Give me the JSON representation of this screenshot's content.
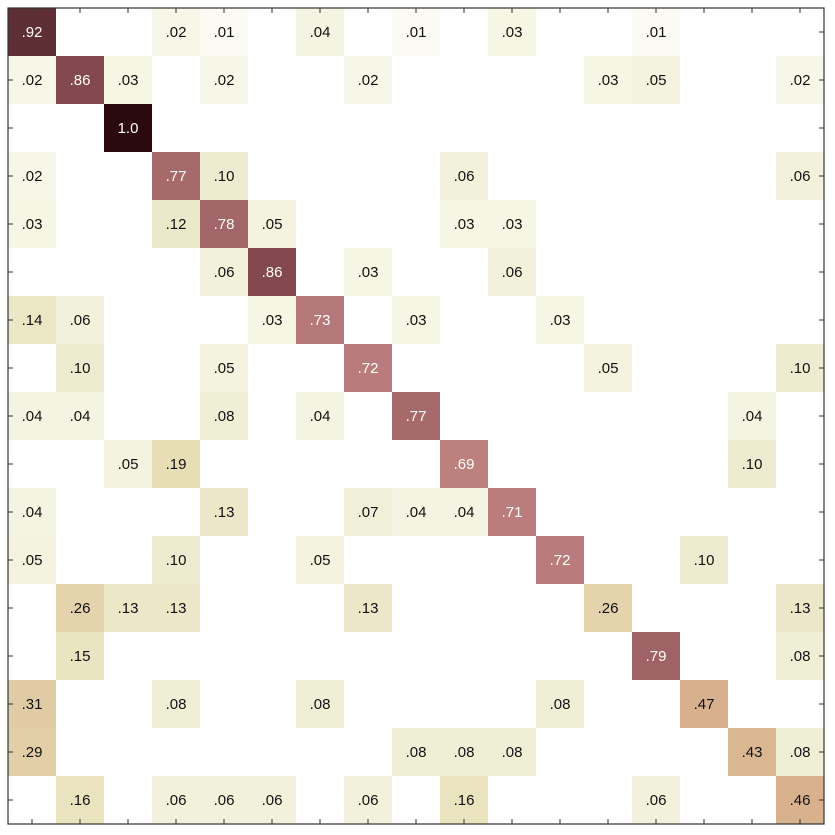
{
  "chart_data": {
    "type": "heatmap",
    "title": "",
    "xlabel": "",
    "ylabel": "",
    "n_classes": 17,
    "grid": false,
    "colorscale": [
      "#ffffff",
      "#f7f7e8",
      "#efefd6",
      "#e8e0b8",
      "#d9b48e",
      "#b97b7b",
      "#8a4e52",
      "#2a0a0f"
    ],
    "matrix": [
      [
        0.92,
        0,
        0,
        0.02,
        0.01,
        0,
        0.04,
        0,
        0.01,
        0,
        0.03,
        0,
        0,
        0.01,
        0,
        0,
        0
      ],
      [
        0.02,
        0.86,
        0.03,
        0,
        0.02,
        0,
        0,
        0.02,
        0,
        0,
        0,
        0,
        0.03,
        0.05,
        0,
        0,
        0.02
      ],
      [
        0,
        0,
        1.0,
        0,
        0,
        0,
        0,
        0,
        0,
        0,
        0,
        0,
        0,
        0,
        0,
        0,
        0
      ],
      [
        0.02,
        0,
        0,
        0.77,
        0.1,
        0,
        0,
        0,
        0,
        0.06,
        0,
        0,
        0,
        0,
        0,
        0,
        0.06
      ],
      [
        0.03,
        0,
        0,
        0.12,
        0.78,
        0.05,
        0,
        0,
        0,
        0.03,
        0.03,
        0,
        0,
        0,
        0,
        0,
        0
      ],
      [
        0,
        0,
        0,
        0,
        0.06,
        0.86,
        0,
        0.03,
        0,
        0,
        0.06,
        0,
        0,
        0,
        0,
        0,
        0
      ],
      [
        0.14,
        0.06,
        0,
        0,
        0,
        0.03,
        0.73,
        0,
        0.03,
        0,
        0,
        0.03,
        0,
        0,
        0,
        0,
        0
      ],
      [
        0,
        0.1,
        0,
        0,
        0.05,
        0,
        0,
        0.72,
        0,
        0,
        0,
        0,
        0.05,
        0,
        0,
        0,
        0.1
      ],
      [
        0.04,
        0.04,
        0,
        0,
        0.08,
        0,
        0.04,
        0,
        0.77,
        0,
        0,
        0,
        0,
        0,
        0,
        0.04,
        0
      ],
      [
        0,
        0,
        0.05,
        0.19,
        0,
        0,
        0,
        0,
        0,
        0.69,
        0,
        0,
        0,
        0,
        0,
        0.1,
        0
      ],
      [
        0.04,
        0,
        0,
        0,
        0.13,
        0,
        0,
        0.07,
        0.04,
        0.04,
        0.71,
        0,
        0,
        0,
        0,
        0,
        0
      ],
      [
        0.05,
        0,
        0,
        0.1,
        0,
        0,
        0.05,
        0,
        0,
        0,
        0,
        0.72,
        0,
        0,
        0.1,
        0,
        0
      ],
      [
        0,
        0.26,
        0.13,
        0.13,
        0,
        0,
        0,
        0.13,
        0,
        0,
        0,
        0,
        0.26,
        0,
        0,
        0,
        0.13
      ],
      [
        0,
        0.15,
        0,
        0,
        0,
        0,
        0,
        0,
        0,
        0,
        0,
        0,
        0,
        0.79,
        0,
        0,
        0.08
      ],
      [
        0.31,
        0,
        0,
        0.08,
        0,
        0,
        0.08,
        0,
        0,
        0,
        0,
        0.08,
        0,
        0,
        0.47,
        0,
        0
      ],
      [
        0.29,
        0,
        0,
        0,
        0,
        0,
        0,
        0,
        0.08,
        0.08,
        0.08,
        0,
        0,
        0,
        0,
        0.43,
        0.08
      ],
      [
        0,
        0.16,
        0,
        0.06,
        0.06,
        0.06,
        0,
        0.06,
        0,
        0.16,
        0,
        0,
        0,
        0.06,
        0,
        0,
        0.46
      ]
    ],
    "labels": [
      [
        ".92",
        "",
        "",
        ".02",
        ".01",
        "",
        ".04",
        "",
        ".01",
        "",
        ".03",
        "",
        "",
        ".01",
        "",
        "",
        ""
      ],
      [
        ".02",
        ".86",
        ".03",
        "",
        ".02",
        "",
        "",
        ".02",
        "",
        "",
        "",
        "",
        ".03",
        ".05",
        "",
        "",
        ".02"
      ],
      [
        "",
        "",
        "1.0",
        "",
        "",
        "",
        "",
        "",
        "",
        "",
        "",
        "",
        "",
        "",
        "",
        "",
        ""
      ],
      [
        ".02",
        "",
        "",
        ".77",
        ".10",
        "",
        "",
        "",
        "",
        ".06",
        "",
        "",
        "",
        "",
        "",
        "",
        ".06"
      ],
      [
        ".03",
        "",
        "",
        ".12",
        ".78",
        ".05",
        "",
        "",
        "",
        ".03",
        ".03",
        "",
        "",
        "",
        "",
        "",
        ""
      ],
      [
        "",
        "",
        "",
        "",
        ".06",
        ".86",
        "",
        ".03",
        "",
        "",
        ".06",
        "",
        "",
        "",
        "",
        "",
        ""
      ],
      [
        ".14",
        ".06",
        "",
        "",
        "",
        ".03",
        ".73",
        "",
        ".03",
        "",
        "",
        ".03",
        "",
        "",
        "",
        "",
        ""
      ],
      [
        "",
        ".10",
        "",
        "",
        ".05",
        "",
        "",
        ".72",
        "",
        "",
        "",
        "",
        ".05",
        "",
        "",
        "",
        ".10"
      ],
      [
        ".04",
        ".04",
        "",
        "",
        ".08",
        "",
        ".04",
        "",
        ".77",
        "",
        "",
        "",
        "",
        "",
        "",
        ".04",
        ""
      ],
      [
        "",
        "",
        ".05",
        ".19",
        "",
        "",
        "",
        "",
        "",
        ".69",
        "",
        "",
        "",
        "",
        "",
        ".10",
        ""
      ],
      [
        ".04",
        "",
        "",
        "",
        ".13",
        "",
        "",
        ".07",
        ".04",
        ".04",
        ".71",
        "",
        "",
        "",
        "",
        "",
        ""
      ],
      [
        ".05",
        "",
        "",
        ".10",
        "",
        "",
        ".05",
        "",
        "",
        "",
        "",
        ".72",
        "",
        "",
        ".10",
        "",
        ""
      ],
      [
        "",
        ".26",
        ".13",
        ".13",
        "",
        "",
        "",
        ".13",
        "",
        "",
        "",
        "",
        ".26",
        "",
        "",
        "",
        ".13"
      ],
      [
        "",
        ".15",
        "",
        "",
        "",
        "",
        "",
        "",
        "",
        "",
        "",
        "",
        "",
        ".79",
        "",
        "",
        ".08"
      ],
      [
        ".31",
        "",
        "",
        ".08",
        "",
        "",
        ".08",
        "",
        "",
        "",
        "",
        ".08",
        "",
        "",
        ".47",
        "",
        ""
      ],
      [
        ".29",
        "",
        "",
        "",
        "",
        "",
        "",
        "",
        ".08",
        ".08",
        ".08",
        "",
        "",
        "",
        "",
        ".43",
        ".08"
      ],
      [
        "",
        ".16",
        "",
        ".06",
        ".06",
        ".06",
        "",
        ".06",
        "",
        ".16",
        "",
        "",
        "",
        ".06",
        "",
        "",
        ".46"
      ]
    ]
  }
}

....

◆ **Exercise task**
Print the whole listing above once more, word for word, without its pictures.

◆ **Complete answer**
Give me the JSON representation of this screenshot's content.
{
  "chart_data": {
    "type": "heatmap",
    "title": "",
    "xlabel": "",
    "ylabel": "",
    "n_classes": 17,
    "grid": false,
    "colorscale": [
      "#ffffff",
      "#f7f7e8",
      "#efefd6",
      "#e8e0b8",
      "#d9b48e",
      "#b97b7b",
      "#8a4e52",
      "#2a0a0f"
    ],
    "matrix": [
      [
        0.92,
        0,
        0,
        0.02,
        0.01,
        0,
        0.04,
        0,
        0.01,
        0,
        0.03,
        0,
        0,
        0.01,
        0,
        0,
        0
      ],
      [
        0.02,
        0.86,
        0.03,
        0,
        0.02,
        0,
        0,
        0.02,
        0,
        0,
        0,
        0,
        0.03,
        0.05,
        0,
        0,
        0.02
      ],
      [
        0,
        0,
        1.0,
        0,
        0,
        0,
        0,
        0,
        0,
        0,
        0,
        0,
        0,
        0,
        0,
        0,
        0
      ],
      [
        0.02,
        0,
        0,
        0.77,
        0.1,
        0,
        0,
        0,
        0,
        0.06,
        0,
        0,
        0,
        0,
        0,
        0,
        0.06
      ],
      [
        0.03,
        0,
        0,
        0.12,
        0.78,
        0.05,
        0,
        0,
        0,
        0.03,
        0.03,
        0,
        0,
        0,
        0,
        0,
        0
      ],
      [
        0,
        0,
        0,
        0,
        0.06,
        0.86,
        0,
        0.03,
        0,
        0,
        0.06,
        0,
        0,
        0,
        0,
        0,
        0
      ],
      [
        0.14,
        0.06,
        0,
        0,
        0,
        0.03,
        0.73,
        0,
        0.03,
        0,
        0,
        0.03,
        0,
        0,
        0,
        0,
        0
      ],
      [
        0,
        0.1,
        0,
        0,
        0.05,
        0,
        0,
        0.72,
        0,
        0,
        0,
        0,
        0.05,
        0,
        0,
        0,
        0.1
      ],
      [
        0.04,
        0.04,
        0,
        0,
        0.08,
        0,
        0.04,
        0,
        0.77,
        0,
        0,
        0,
        0,
        0,
        0,
        0.04,
        0
      ],
      [
        0,
        0,
        0.05,
        0.19,
        0,
        0,
        0,
        0,
        0,
        0.69,
        0,
        0,
        0,
        0,
        0,
        0.1,
        0
      ],
      [
        0.04,
        0,
        0,
        0,
        0.13,
        0,
        0,
        0.07,
        0.04,
        0.04,
        0.71,
        0,
        0,
        0,
        0,
        0,
        0
      ],
      [
        0.05,
        0,
        0,
        0.1,
        0,
        0,
        0.05,
        0,
        0,
        0,
        0,
        0.72,
        0,
        0,
        0.1,
        0,
        0
      ],
      [
        0,
        0.26,
        0.13,
        0.13,
        0,
        0,
        0,
        0.13,
        0,
        0,
        0,
        0,
        0.26,
        0,
        0,
        0,
        0.13
      ],
      [
        0,
        0.15,
        0,
        0,
        0,
        0,
        0,
        0,
        0,
        0,
        0,
        0,
        0,
        0.79,
        0,
        0,
        0.08
      ],
      [
        0.31,
        0,
        0,
        0.08,
        0,
        0,
        0.08,
        0,
        0,
        0,
        0,
        0.08,
        0,
        0,
        0.47,
        0,
        0
      ],
      [
        0.29,
        0,
        0,
        0,
        0,
        0,
        0,
        0,
        0.08,
        0.08,
        0.08,
        0,
        0,
        0,
        0,
        0.43,
        0.08
      ],
      [
        0,
        0.16,
        0,
        0.06,
        0.06,
        0.06,
        0,
        0.06,
        0,
        0.16,
        0,
        0,
        0,
        0.06,
        0,
        0,
        0.46
      ]
    ],
    "labels": [
      [
        ".92",
        "",
        "",
        ".02",
        ".01",
        "",
        ".04",
        "",
        ".01",
        "",
        ".03",
        "",
        "",
        ".01",
        "",
        "",
        ""
      ],
      [
        ".02",
        ".86",
        ".03",
        "",
        ".02",
        "",
        "",
        ".02",
        "",
        "",
        "",
        "",
        ".03",
        ".05",
        "",
        "",
        ".02"
      ],
      [
        "",
        "",
        "1.0",
        "",
        "",
        "",
        "",
        "",
        "",
        "",
        "",
        "",
        "",
        "",
        "",
        "",
        ""
      ],
      [
        ".02",
        "",
        "",
        ".77",
        ".10",
        "",
        "",
        "",
        "",
        ".06",
        "",
        "",
        "",
        "",
        "",
        "",
        ".06"
      ],
      [
        ".03",
        "",
        "",
        ".12",
        ".78",
        ".05",
        "",
        "",
        "",
        ".03",
        ".03",
        "",
        "",
        "",
        "",
        "",
        ""
      ],
      [
        "",
        "",
        "",
        "",
        ".06",
        ".86",
        "",
        ".03",
        "",
        "",
        ".06",
        "",
        "",
        "",
        "",
        "",
        ""
      ],
      [
        ".14",
        ".06",
        "",
        "",
        "",
        ".03",
        ".73",
        "",
        ".03",
        "",
        "",
        ".03",
        "",
        "",
        "",
        "",
        ""
      ],
      [
        "",
        ".10",
        "",
        "",
        ".05",
        "",
        "",
        ".72",
        "",
        "",
        "",
        "",
        ".05",
        "",
        "",
        "",
        ".10"
      ],
      [
        ".04",
        ".04",
        "",
        "",
        ".08",
        "",
        ".04",
        "",
        ".77",
        "",
        "",
        "",
        "",
        "",
        "",
        ".04",
        ""
      ],
      [
        "",
        "",
        ".05",
        ".19",
        "",
        "",
        "",
        "",
        "",
        ".69",
        "",
        "",
        "",
        "",
        "",
        ".10",
        ""
      ],
      [
        ".04",
        "",
        "",
        "",
        ".13",
        "",
        "",
        ".07",
        ".04",
        ".04",
        ".71",
        "",
        "",
        "",
        "",
        "",
        ""
      ],
      [
        ".05",
        "",
        "",
        ".10",
        "",
        "",
        ".05",
        "",
        "",
        "",
        "",
        ".72",
        "",
        "",
        ".10",
        "",
        ""
      ],
      [
        "",
        ".26",
        ".13",
        ".13",
        "",
        "",
        "",
        ".13",
        "",
        "",
        "",
        "",
        ".26",
        "",
        "",
        "",
        ".13"
      ],
      [
        "",
        ".15",
        "",
        "",
        "",
        "",
        "",
        "",
        "",
        "",
        "",
        "",
        "",
        ".79",
        "",
        "",
        ".08"
      ],
      [
        ".31",
        "",
        "",
        ".08",
        "",
        "",
        ".08",
        "",
        "",
        "",
        "",
        ".08",
        "",
        "",
        ".47",
        "",
        ""
      ],
      [
        ".29",
        "",
        "",
        "",
        "",
        "",
        "",
        "",
        ".08",
        ".08",
        ".08",
        "",
        "",
        "",
        "",
        ".43",
        ".08"
      ],
      [
        "",
        ".16",
        "",
        ".06",
        ".06",
        ".06",
        "",
        ".06",
        "",
        ".16",
        "",
        "",
        "",
        ".06",
        "",
        "",
        ".46"
      ]
    ]
  }
}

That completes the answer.